## BEGIN DATASET ENTRIES

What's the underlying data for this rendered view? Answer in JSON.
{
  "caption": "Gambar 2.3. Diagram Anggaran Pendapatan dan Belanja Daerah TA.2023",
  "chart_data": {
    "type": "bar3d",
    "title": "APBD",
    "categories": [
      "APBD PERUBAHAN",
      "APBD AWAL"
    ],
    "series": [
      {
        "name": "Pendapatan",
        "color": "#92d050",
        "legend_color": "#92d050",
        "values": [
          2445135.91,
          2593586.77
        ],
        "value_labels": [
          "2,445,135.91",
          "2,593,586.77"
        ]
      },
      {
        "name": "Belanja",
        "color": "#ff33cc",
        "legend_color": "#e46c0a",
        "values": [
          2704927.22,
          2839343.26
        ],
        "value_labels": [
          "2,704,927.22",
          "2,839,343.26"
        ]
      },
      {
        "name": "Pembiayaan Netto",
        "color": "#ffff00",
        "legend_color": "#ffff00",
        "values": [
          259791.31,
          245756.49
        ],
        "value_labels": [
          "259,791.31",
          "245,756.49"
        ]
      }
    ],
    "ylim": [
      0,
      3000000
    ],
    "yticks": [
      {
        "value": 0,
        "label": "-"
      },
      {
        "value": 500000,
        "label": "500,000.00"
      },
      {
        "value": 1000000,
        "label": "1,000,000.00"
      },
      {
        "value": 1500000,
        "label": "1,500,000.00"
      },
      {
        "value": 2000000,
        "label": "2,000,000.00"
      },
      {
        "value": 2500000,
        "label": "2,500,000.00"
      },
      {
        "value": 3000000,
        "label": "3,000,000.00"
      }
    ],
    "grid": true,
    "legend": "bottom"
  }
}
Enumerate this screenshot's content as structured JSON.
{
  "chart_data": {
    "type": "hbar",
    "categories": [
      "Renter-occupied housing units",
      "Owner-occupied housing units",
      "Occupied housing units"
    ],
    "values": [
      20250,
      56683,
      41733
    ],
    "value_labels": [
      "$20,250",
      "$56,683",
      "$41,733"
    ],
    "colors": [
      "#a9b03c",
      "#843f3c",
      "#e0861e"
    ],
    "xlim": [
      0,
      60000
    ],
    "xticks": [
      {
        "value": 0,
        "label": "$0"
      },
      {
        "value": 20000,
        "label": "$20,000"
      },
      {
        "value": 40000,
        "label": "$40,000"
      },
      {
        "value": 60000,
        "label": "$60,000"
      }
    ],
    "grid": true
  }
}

## END DATASET ENTRIES

■ BRIEF:
Each line in the material above must be retyped without alteration.

■ SOLUTION FOR THIS EXERCISE:
What's the underlying data for this rendered view? Answer in JSON.
{
  "caption": "Gambar 2.3. Diagram Anggaran Pendapatan dan Belanja Daerah TA.2023",
  "chart_data": {
    "type": "bar3d",
    "title": "APBD",
    "categories": [
      "APBD PERUBAHAN",
      "APBD AWAL"
    ],
    "series": [
      {
        "name": "Pendapatan",
        "color": "#92d050",
        "legend_color": "#92d050",
        "values": [
          2445135.91,
          2593586.77
        ],
        "value_labels": [
          "2,445,135.91",
          "2,593,586.77"
        ]
      },
      {
        "name": "Belanja",
        "color": "#ff33cc",
        "legend_color": "#e46c0a",
        "values": [
          2704927.22,
          2839343.26
        ],
        "value_labels": [
          "2,704,927.22",
          "2,839,343.26"
        ]
      },
      {
        "name": "Pembiayaan Netto",
        "color": "#ffff00",
        "legend_color": "#ffff00",
        "values": [
          259791.31,
          245756.49
        ],
        "value_labels": [
          "259,791.31",
          "245,756.49"
        ]
      }
    ],
    "ylim": [
      0,
      3000000
    ],
    "yticks": [
      {
        "value": 0,
        "label": "-"
      },
      {
        "value": 500000,
        "label": "500,000.00"
      },
      {
        "value": 1000000,
        "label": "1,000,000.00"
      },
      {
        "value": 1500000,
        "label": "1,500,000.00"
      },
      {
        "value": 2000000,
        "label": "2,000,000.00"
      },
      {
        "value": 2500000,
        "label": "2,500,000.00"
      },
      {
        "value": 3000000,
        "label": "3,000,000.00"
      }
    ],
    "grid": true,
    "legend": "bottom"
  }
}
Enumerate this screenshot's content as structured JSON.
{
  "chart_data": {
    "type": "hbar",
    "categories": [
      "Renter-occupied housing units",
      "Owner-occupied housing units",
      "Occupied housing units"
    ],
    "values": [
      20250,
      56683,
      41733
    ],
    "value_labels": [
      "$20,250",
      "$56,683",
      "$41,733"
    ],
    "colors": [
      "#a9b03c",
      "#843f3c",
      "#e0861e"
    ],
    "xlim": [
      0,
      60000
    ],
    "xticks": [
      {
        "value": 0,
        "label": "$0"
      },
      {
        "value": 20000,
        "label": "$20,000"
      },
      {
        "value": 40000,
        "label": "$40,000"
      },
      {
        "value": 60000,
        "label": "$60,000"
      }
    ],
    "grid": true
  }
}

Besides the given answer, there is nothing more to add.